= Supplied records =
---

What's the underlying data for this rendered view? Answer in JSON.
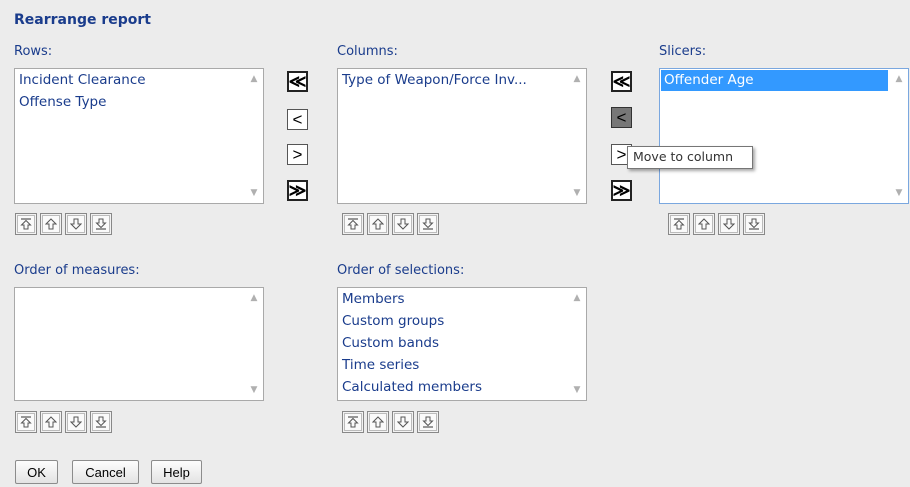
{
  "dialog": {
    "title": "Rearrange report"
  },
  "rows": {
    "label": "Rows:",
    "items": [
      "Incident Clearance",
      "Offense Type"
    ]
  },
  "columns": {
    "label": "Columns:",
    "items": [
      "Type of Weapon/Force Inv..."
    ]
  },
  "slicers": {
    "label": "Slicers:",
    "items": [
      "Offender Age"
    ],
    "selected": "Offender Age"
  },
  "order_measures": {
    "label": "Order of measures:",
    "items": []
  },
  "order_selections": {
    "label": "Order of selections:",
    "items": [
      "Members",
      "Custom groups",
      "Custom bands",
      "Time series",
      "Calculated members"
    ]
  },
  "move_buttons": {
    "all_left": "≪",
    "left": "<",
    "right": ">",
    "all_right": "≫"
  },
  "tooltip": {
    "text": "Move to column"
  },
  "footer": {
    "ok": "OK",
    "cancel": "Cancel",
    "help": "Help"
  }
}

---

Make an exact copy of all entries above, dropping the images.

What's the underlying data for this rendered view? Answer in JSON.
{
  "dialog": {
    "title": "Rearrange report"
  },
  "rows": {
    "label": "Rows:",
    "items": [
      "Incident Clearance",
      "Offense Type"
    ]
  },
  "columns": {
    "label": "Columns:",
    "items": [
      "Type of Weapon/Force Inv..."
    ]
  },
  "slicers": {
    "label": "Slicers:",
    "items": [
      "Offender Age"
    ],
    "selected": "Offender Age"
  },
  "order_measures": {
    "label": "Order of measures:",
    "items": []
  },
  "order_selections": {
    "label": "Order of selections:",
    "items": [
      "Members",
      "Custom groups",
      "Custom bands",
      "Time series",
      "Calculated members"
    ]
  },
  "move_buttons": {
    "all_left": "≪",
    "left": "<",
    "right": ">",
    "all_right": "≫"
  },
  "tooltip": {
    "text": "Move to column"
  },
  "footer": {
    "ok": "OK",
    "cancel": "Cancel",
    "help": "Help"
  }
}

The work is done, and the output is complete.